◆ Records ◆

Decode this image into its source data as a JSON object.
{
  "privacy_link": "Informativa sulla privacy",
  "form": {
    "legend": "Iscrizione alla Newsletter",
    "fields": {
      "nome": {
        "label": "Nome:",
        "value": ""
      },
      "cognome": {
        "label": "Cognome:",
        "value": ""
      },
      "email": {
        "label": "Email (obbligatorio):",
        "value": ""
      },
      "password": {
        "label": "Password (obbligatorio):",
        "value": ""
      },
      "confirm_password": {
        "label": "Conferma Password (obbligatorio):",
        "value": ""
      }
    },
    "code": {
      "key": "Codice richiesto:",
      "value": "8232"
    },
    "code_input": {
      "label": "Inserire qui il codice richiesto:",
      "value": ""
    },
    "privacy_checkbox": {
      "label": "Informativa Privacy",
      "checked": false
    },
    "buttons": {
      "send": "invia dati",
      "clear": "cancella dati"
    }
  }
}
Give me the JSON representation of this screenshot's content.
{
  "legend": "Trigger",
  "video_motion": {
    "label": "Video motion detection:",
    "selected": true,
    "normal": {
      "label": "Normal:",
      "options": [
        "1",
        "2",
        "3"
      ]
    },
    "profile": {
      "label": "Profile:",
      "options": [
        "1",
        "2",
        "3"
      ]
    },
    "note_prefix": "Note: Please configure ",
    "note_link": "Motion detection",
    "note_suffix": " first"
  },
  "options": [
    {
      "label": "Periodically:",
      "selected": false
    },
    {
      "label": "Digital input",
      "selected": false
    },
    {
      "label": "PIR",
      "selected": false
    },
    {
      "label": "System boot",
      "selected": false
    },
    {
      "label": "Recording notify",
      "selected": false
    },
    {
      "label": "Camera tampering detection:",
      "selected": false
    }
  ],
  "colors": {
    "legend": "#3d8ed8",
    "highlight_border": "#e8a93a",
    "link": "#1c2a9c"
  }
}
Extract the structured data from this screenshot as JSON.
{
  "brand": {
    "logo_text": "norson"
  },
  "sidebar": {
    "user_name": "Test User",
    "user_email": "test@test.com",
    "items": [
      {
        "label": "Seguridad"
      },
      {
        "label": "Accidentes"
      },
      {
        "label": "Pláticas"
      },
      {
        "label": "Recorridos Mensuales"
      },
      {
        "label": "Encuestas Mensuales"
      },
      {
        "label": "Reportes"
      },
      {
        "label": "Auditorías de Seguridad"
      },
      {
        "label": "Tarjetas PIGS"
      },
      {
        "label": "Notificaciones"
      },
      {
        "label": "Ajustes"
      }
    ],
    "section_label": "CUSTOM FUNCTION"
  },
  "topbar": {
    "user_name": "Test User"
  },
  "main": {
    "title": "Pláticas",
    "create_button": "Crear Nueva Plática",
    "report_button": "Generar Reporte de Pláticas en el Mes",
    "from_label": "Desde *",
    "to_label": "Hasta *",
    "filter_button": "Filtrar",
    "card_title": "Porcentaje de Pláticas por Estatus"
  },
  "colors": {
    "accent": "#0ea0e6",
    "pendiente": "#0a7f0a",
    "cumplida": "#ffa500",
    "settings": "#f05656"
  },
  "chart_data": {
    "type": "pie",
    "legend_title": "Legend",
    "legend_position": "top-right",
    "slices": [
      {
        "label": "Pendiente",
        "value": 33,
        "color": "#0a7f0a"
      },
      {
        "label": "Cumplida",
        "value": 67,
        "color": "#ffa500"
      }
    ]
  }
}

◆ Task objective ◆
Transcribe the material above in its entirety. Match it exactly.

◆ Answer for the task ◆
Decode this image into its source data as a JSON object.
{
  "privacy_link": "Informativa sulla privacy",
  "form": {
    "legend": "Iscrizione alla Newsletter",
    "fields": {
      "nome": {
        "label": "Nome:",
        "value": ""
      },
      "cognome": {
        "label": "Cognome:",
        "value": ""
      },
      "email": {
        "label": "Email (obbligatorio):",
        "value": ""
      },
      "password": {
        "label": "Password (obbligatorio):",
        "value": ""
      },
      "confirm_password": {
        "label": "Conferma Password (obbligatorio):",
        "value": ""
      }
    },
    "code": {
      "key": "Codice richiesto:",
      "value": "8232"
    },
    "code_input": {
      "label": "Inserire qui il codice richiesto:",
      "value": ""
    },
    "privacy_checkbox": {
      "label": "Informativa Privacy",
      "checked": false
    },
    "buttons": {
      "send": "invia dati",
      "clear": "cancella dati"
    }
  }
}
Give me the JSON representation of this screenshot's content.
{
  "legend": "Trigger",
  "video_motion": {
    "label": "Video motion detection:",
    "selected": true,
    "normal": {
      "label": "Normal:",
      "options": [
        "1",
        "2",
        "3"
      ]
    },
    "profile": {
      "label": "Profile:",
      "options": [
        "1",
        "2",
        "3"
      ]
    },
    "note_prefix": "Note: Please configure ",
    "note_link": "Motion detection",
    "note_suffix": " first"
  },
  "options": [
    {
      "label": "Periodically:",
      "selected": false
    },
    {
      "label": "Digital input",
      "selected": false
    },
    {
      "label": "PIR",
      "selected": false
    },
    {
      "label": "System boot",
      "selected": false
    },
    {
      "label": "Recording notify",
      "selected": false
    },
    {
      "label": "Camera tampering detection:",
      "selected": false
    }
  ],
  "colors": {
    "legend": "#3d8ed8",
    "highlight_border": "#e8a93a",
    "link": "#1c2a9c"
  }
}
Extract the structured data from this screenshot as JSON.
{
  "brand": {
    "logo_text": "norson"
  },
  "sidebar": {
    "user_name": "Test User",
    "user_email": "test@test.com",
    "items": [
      {
        "label": "Seguridad"
      },
      {
        "label": "Accidentes"
      },
      {
        "label": "Pláticas"
      },
      {
        "label": "Recorridos Mensuales"
      },
      {
        "label": "Encuestas Mensuales"
      },
      {
        "label": "Reportes"
      },
      {
        "label": "Auditorías de Seguridad"
      },
      {
        "label": "Tarjetas PIGS"
      },
      {
        "label": "Notificaciones"
      },
      {
        "label": "Ajustes"
      }
    ],
    "section_label": "CUSTOM FUNCTION"
  },
  "topbar": {
    "user_name": "Test User"
  },
  "main": {
    "title": "Pláticas",
    "create_button": "Crear Nueva Plática",
    "report_button": "Generar Reporte de Pláticas en el Mes",
    "from_label": "Desde *",
    "to_label": "Hasta *",
    "filter_button": "Filtrar",
    "card_title": "Porcentaje de Pláticas por Estatus"
  },
  "colors": {
    "accent": "#0ea0e6",
    "pendiente": "#0a7f0a",
    "cumplida": "#ffa500",
    "settings": "#f05656"
  },
  "chart_data": {
    "type": "pie",
    "legend_title": "Legend",
    "legend_position": "top-right",
    "slices": [
      {
        "label": "Pendiente",
        "value": 33,
        "color": "#0a7f0a"
      },
      {
        "label": "Cumplida",
        "value": 67,
        "color": "#ffa500"
      }
    ]
  }
}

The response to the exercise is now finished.